> [AIM OF THE TASK]:
Extract, from the listing that follows, each line containing the word "this".
"""
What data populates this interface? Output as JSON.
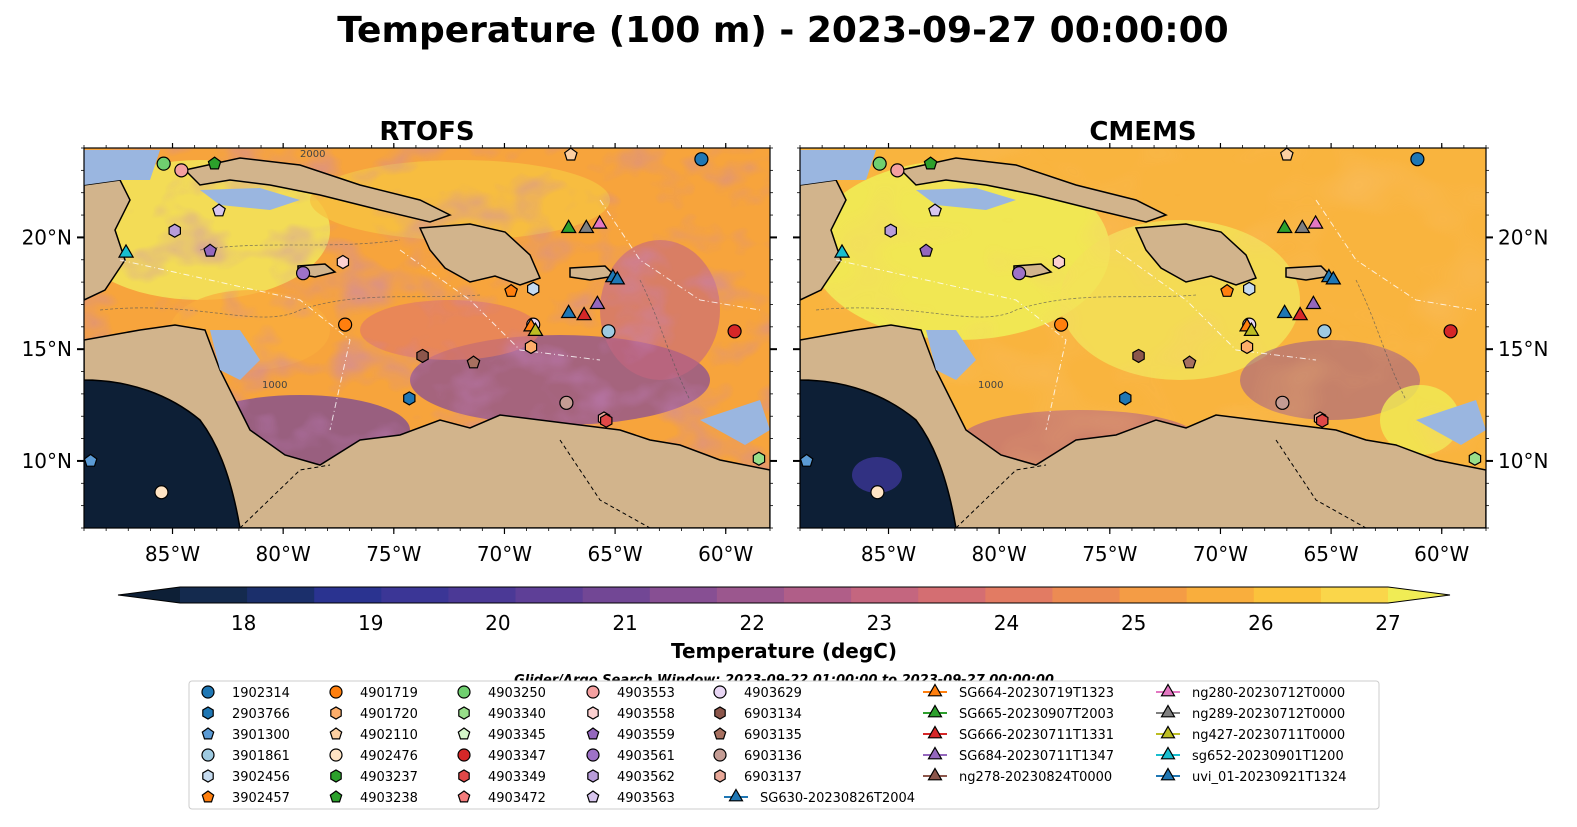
{
  "title": "Temperature (100 m) - 2023-09-27 00:00:00",
  "colors": {
    "land": "#d2b48c",
    "shelf": "#9ab6e0",
    "coast": "#000000"
  },
  "chart_data": [
    {
      "type": "heatmap",
      "title": "RTOFS",
      "xlim": [
        -89,
        -58
      ],
      "ylim": [
        7,
        24
      ],
      "x_ticks": [
        -85,
        -80,
        -75,
        -70,
        -65,
        -60
      ],
      "x_tick_labels": [
        "85°W",
        "80°W",
        "75°W",
        "70°W",
        "65°W",
        "60°W"
      ],
      "y_ticks": [
        10,
        15,
        20
      ],
      "y_tick_labels": [
        "10°N",
        "15°N",
        "20°N"
      ],
      "y_axis_side": "left",
      "grid": false
    },
    {
      "type": "heatmap",
      "title": "CMEMS",
      "xlim": [
        -89,
        -58
      ],
      "ylim": [
        7,
        24
      ],
      "x_ticks": [
        -85,
        -80,
        -75,
        -70,
        -65,
        -60
      ],
      "x_tick_labels": [
        "85°W",
        "80°W",
        "75°W",
        "70°W",
        "65°W",
        "60°W"
      ],
      "y_ticks": [
        10,
        15,
        20
      ],
      "y_tick_labels": [
        "10°N",
        "15°N",
        "20°N"
      ],
      "y_axis_side": "right",
      "grid": false
    }
  ],
  "colorbar": {
    "label": "Temperature (degC)",
    "ticks": [
      18,
      19,
      20,
      21,
      22,
      23,
      24,
      25,
      26,
      27
    ],
    "vmin": 17.5,
    "vmax": 27.0,
    "extend": "both",
    "colors": [
      "#0d1f36",
      "#142a4e",
      "#1b2f6b",
      "#2a3390",
      "#3b3696",
      "#4b3996",
      "#5e3f97",
      "#724795",
      "#874f93",
      "#9b578e",
      "#b05e88",
      "#c4667f",
      "#d46e72",
      "#e27b63",
      "#ec8b53",
      "#f49c45",
      "#f9ae3d",
      "#fbc23c",
      "#fad64a",
      "#f0ec55"
    ]
  },
  "bathy_labels": [
    "1000",
    "2000",
    "1000"
  ],
  "legend_title": "Glider/Argo Search Window: 2023-09-22 01:00:00 to 2023-09-27 00:00:00",
  "legend": [
    {
      "label": "1902314",
      "marker": "circle",
      "color": "#1f77b4"
    },
    {
      "label": "2903766",
      "marker": "hexagon",
      "color": "#1f77b4"
    },
    {
      "label": "3901300",
      "marker": "pentagon",
      "color": "#5b9bd5"
    },
    {
      "label": "3901861",
      "marker": "circle",
      "color": "#9ecae1"
    },
    {
      "label": "3902456",
      "marker": "hexagon",
      "color": "#c6dbef"
    },
    {
      "label": "3902457",
      "marker": "pentagon",
      "color": "#ff7f0e"
    },
    {
      "label": "4901719",
      "marker": "circle",
      "color": "#ff7f0e"
    },
    {
      "label": "4901720",
      "marker": "hexagon",
      "color": "#fdae6b"
    },
    {
      "label": "4902110",
      "marker": "pentagon",
      "color": "#fdd0a2"
    },
    {
      "label": "4902476",
      "marker": "circle",
      "color": "#ffe4c4"
    },
    {
      "label": "4903237",
      "marker": "hexagon",
      "color": "#2ca02c"
    },
    {
      "label": "4903238",
      "marker": "pentagon",
      "color": "#2ca02c"
    },
    {
      "label": "4903250",
      "marker": "circle",
      "color": "#6fcf6f"
    },
    {
      "label": "4903340",
      "marker": "hexagon",
      "color": "#98df8a"
    },
    {
      "label": "4903345",
      "marker": "pentagon",
      "color": "#d4f5c9"
    },
    {
      "label": "4903347",
      "marker": "circle",
      "color": "#d62728"
    },
    {
      "label": "4903349",
      "marker": "hexagon",
      "color": "#e04848"
    },
    {
      "label": "4903472",
      "marker": "pentagon",
      "color": "#f47c7c"
    },
    {
      "label": "4903553",
      "marker": "circle",
      "color": "#f4a0a0"
    },
    {
      "label": "4903558",
      "marker": "hexagon",
      "color": "#fcd0d0"
    },
    {
      "label": "4903559",
      "marker": "pentagon",
      "color": "#9467bd"
    },
    {
      "label": "4903561",
      "marker": "circle",
      "color": "#9e72c7"
    },
    {
      "label": "4903562",
      "marker": "hexagon",
      "color": "#b89cd9"
    },
    {
      "label": "4903563",
      "marker": "pentagon",
      "color": "#d8c6ee"
    },
    {
      "label": "4903629",
      "marker": "circle",
      "color": "#e8d6f4"
    },
    {
      "label": "6903134",
      "marker": "hexagon",
      "color": "#8c564b"
    },
    {
      "label": "6903135",
      "marker": "pentagon",
      "color": "#a77060"
    },
    {
      "label": "6903136",
      "marker": "circle",
      "color": "#c49c94"
    },
    {
      "label": "6903137",
      "marker": "hexagon",
      "color": "#e8a898"
    },
    {
      "label": "SG630-20230826T2004",
      "marker": "triangle",
      "color": "#1f77b4"
    },
    {
      "label": "SG664-20230719T1323",
      "marker": "triangle",
      "color": "#ff7f0e"
    },
    {
      "label": "SG665-20230907T2003",
      "marker": "triangle",
      "color": "#2ca02c"
    },
    {
      "label": "SG666-20230711T1331",
      "marker": "triangle",
      "color": "#d62728"
    },
    {
      "label": "SG684-20230711T1347",
      "marker": "triangle",
      "color": "#9467bd"
    },
    {
      "label": "ng278-20230824T0000",
      "marker": "triangle",
      "color": "#8c564b"
    },
    {
      "label": "ng280-20230712T0000",
      "marker": "triangle",
      "color": "#e377c2"
    },
    {
      "label": "ng289-20230712T0000",
      "marker": "triangle",
      "color": "#7f7f7f"
    },
    {
      "label": "ng427-20230711T0000",
      "marker": "triangle",
      "color": "#bcbd22"
    },
    {
      "label": "sg652-20230901T1200",
      "marker": "triangle",
      "color": "#17becf"
    },
    {
      "label": "uvi_01-20230921T1324",
      "marker": "triangle",
      "color": "#1f77b4"
    }
  ],
  "floats": [
    {
      "label": "1902314",
      "lon": -61.1,
      "lat": 23.5
    },
    {
      "label": "4903250",
      "lon": -85.4,
      "lat": 23.3
    },
    {
      "label": "4903553",
      "lon": -84.6,
      "lat": 23.0
    },
    {
      "label": "4903238",
      "lon": -83.1,
      "lat": 23.3
    },
    {
      "label": "4902110",
      "lon": -67.0,
      "lat": 23.7
    },
    {
      "label": "4903563",
      "lon": -82.9,
      "lat": 21.2
    },
    {
      "label": "4903562",
      "lon": -84.9,
      "lat": 20.3
    },
    {
      "label": "4903559",
      "lon": -83.3,
      "lat": 19.4
    },
    {
      "label": "4903561",
      "lon": -79.1,
      "lat": 18.4
    },
    {
      "label": "4903558",
      "lon": -77.3,
      "lat": 18.9
    },
    {
      "label": "3902457",
      "lon": -69.7,
      "lat": 17.6
    },
    {
      "label": "3902456",
      "lon": -68.7,
      "lat": 17.7
    },
    {
      "label": "4901719",
      "lon": -77.2,
      "lat": 16.1
    },
    {
      "label": "4903629",
      "lon": -68.7,
      "lat": 16.1
    },
    {
      "label": "4901720",
      "lon": -68.8,
      "lat": 15.1
    },
    {
      "label": "3901861",
      "lon": -65.3,
      "lat": 15.8
    },
    {
      "label": "4903347",
      "lon": -59.6,
      "lat": 15.8
    },
    {
      "label": "6903134",
      "lon": -73.7,
      "lat": 14.7
    },
    {
      "label": "6903135",
      "lon": -71.4,
      "lat": 14.4
    },
    {
      "label": "2903766",
      "lon": -74.3,
      "lat": 12.8
    },
    {
      "label": "6903136",
      "lon": -67.2,
      "lat": 12.6
    },
    {
      "label": "6903137",
      "lon": -65.5,
      "lat": 11.9
    },
    {
      "label": "4903349",
      "lon": -65.4,
      "lat": 11.8
    },
    {
      "label": "3901300",
      "lon": -88.7,
      "lat": 10.0
    },
    {
      "label": "4903340",
      "lon": -58.5,
      "lat": 10.1
    },
    {
      "label": "4902476",
      "lon": -85.5,
      "lat": 8.6
    },
    {
      "label": "SG665-20230907T2003",
      "lon": -67.1,
      "lat": 20.4
    },
    {
      "label": "ng289-20230712T0000",
      "lon": -66.3,
      "lat": 20.4
    },
    {
      "label": "ng280-20230712T0000",
      "lon": -65.7,
      "lat": 20.6
    },
    {
      "label": "sg652-20230901T1200",
      "lon": -87.1,
      "lat": 19.3
    },
    {
      "label": "uvi_01-20230921T1324",
      "lon": -65.1,
      "lat": 18.2
    },
    {
      "label": "SG630-20230826T2004",
      "lon": -64.9,
      "lat": 18.1
    },
    {
      "label": "SG684-20230711T1347",
      "lon": -65.8,
      "lat": 17.0
    },
    {
      "label": "SG630-20230826T2004",
      "lon": -67.1,
      "lat": 16.6
    },
    {
      "label": "SG666-20230711T1331",
      "lon": -66.4,
      "lat": 16.5
    },
    {
      "label": "SG664-20230719T1323",
      "lon": -68.8,
      "lat": 16.0
    },
    {
      "label": "ng427-20230711T0000",
      "lon": -68.6,
      "lat": 15.8
    }
  ]
}
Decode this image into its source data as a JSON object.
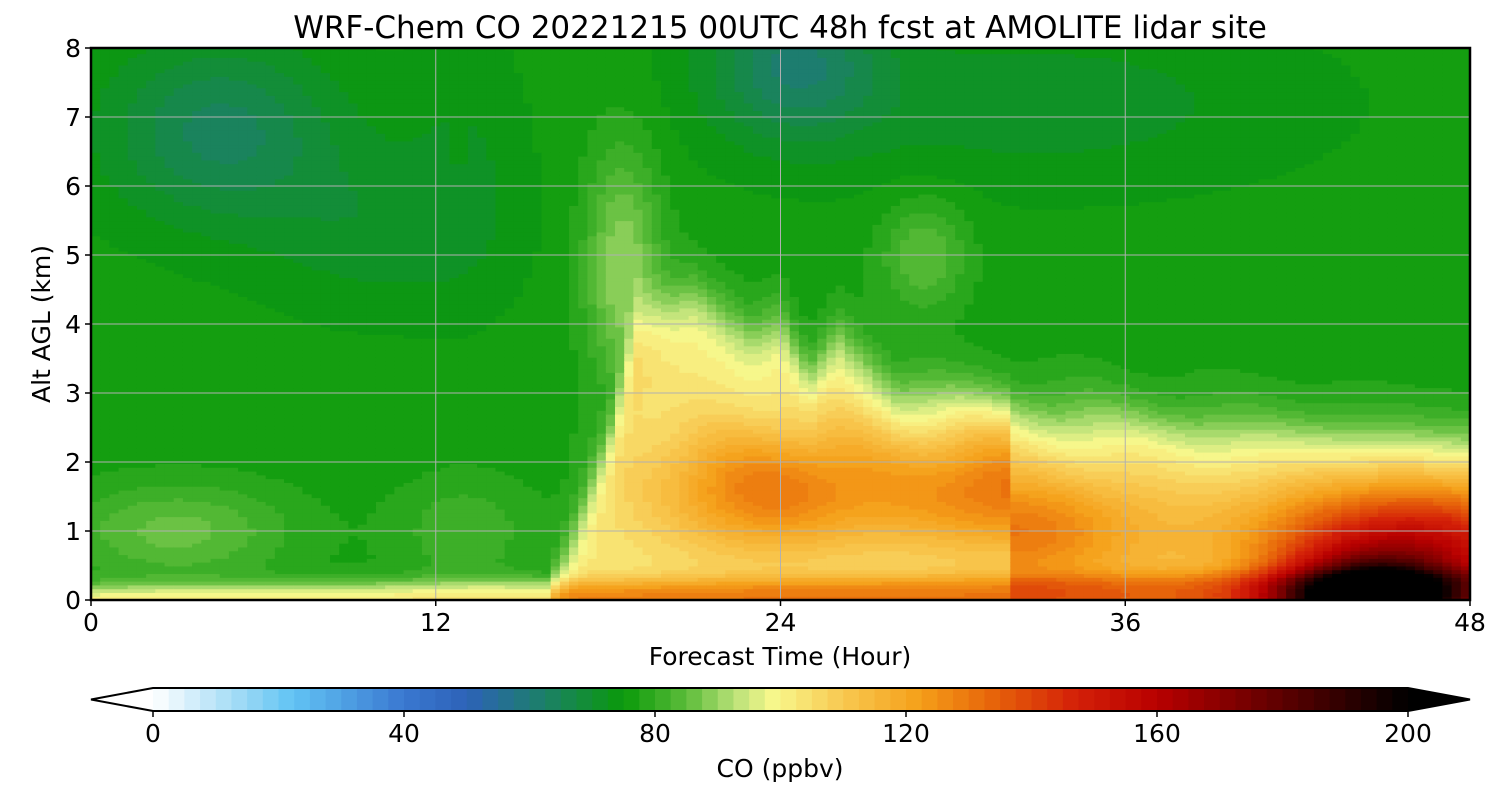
{
  "chart_data": {
    "type": "heatmap",
    "subtype": "filled-contour time-height cross section",
    "title": "WRF-Chem CO  20221215 00UTC 48h fcst at AMOLITE lidar site",
    "xlabel": "Forecast Time (Hour)",
    "ylabel": "Alt AGL (km)",
    "xlim": [
      0,
      48
    ],
    "ylim": [
      0,
      8
    ],
    "xticks": [
      0,
      12,
      24,
      36,
      48
    ],
    "yticks": [
      0,
      1,
      2,
      3,
      4,
      5,
      6,
      7,
      8
    ],
    "grid": true,
    "x": [
      0,
      4,
      8,
      12,
      14,
      16,
      17,
      18,
      19,
      20,
      21,
      22,
      23,
      24,
      25,
      26,
      27,
      28,
      30,
      32,
      34,
      36,
      38,
      40,
      42,
      44,
      46,
      48
    ],
    "y": [
      0,
      0.25,
      0.5,
      0.75,
      1,
      1.25,
      1.5,
      1.75,
      2,
      2.25,
      2.5,
      2.75,
      3,
      3.25,
      3.5,
      3.75,
      4,
      4.25,
      4.5,
      4.75,
      5,
      5.25,
      5.5,
      5.75,
      6,
      6.25,
      6.5,
      6.75,
      7,
      7.25,
      7.5,
      7.75,
      8
    ],
    "colorbar": {
      "label": "CO  (ppbv)",
      "vmin": 0,
      "vmax": 200,
      "ticks": [
        0,
        40,
        80,
        120,
        160,
        200
      ],
      "extend": "both",
      "colors": [
        {
          "value": 0,
          "color": "#ffffff"
        },
        {
          "value": 16,
          "color": "#8fd4f4"
        },
        {
          "value": 22,
          "color": "#62c4f4"
        },
        {
          "value": 40,
          "color": "#3a78d0"
        },
        {
          "value": 50,
          "color": "#2d62b8"
        },
        {
          "value": 62,
          "color": "#1c7f6a"
        },
        {
          "value": 75,
          "color": "#0a9a0a"
        },
        {
          "value": 85,
          "color": "#5cbc3a"
        },
        {
          "value": 93,
          "color": "#bce27a"
        },
        {
          "value": 99,
          "color": "#f8f88c"
        },
        {
          "value": 110,
          "color": "#f8c850"
        },
        {
          "value": 122,
          "color": "#f5a01a"
        },
        {
          "value": 133,
          "color": "#e8680a"
        },
        {
          "value": 147,
          "color": "#d42008"
        },
        {
          "value": 160,
          "color": "#b80000"
        },
        {
          "value": 180,
          "color": "#5c0000"
        },
        {
          "value": 200,
          "color": "#000000"
        }
      ]
    },
    "description_levels_ppbv": "Surface layer high (100-200, black >=200 near 44-46h), mid-level green 72-80, upper-left blue-green 60-65"
  }
}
"""
> [EXERCISE ANSWER]:
What data populates this interface? Output as JSON.
Decode this image into its source data as a JSON object.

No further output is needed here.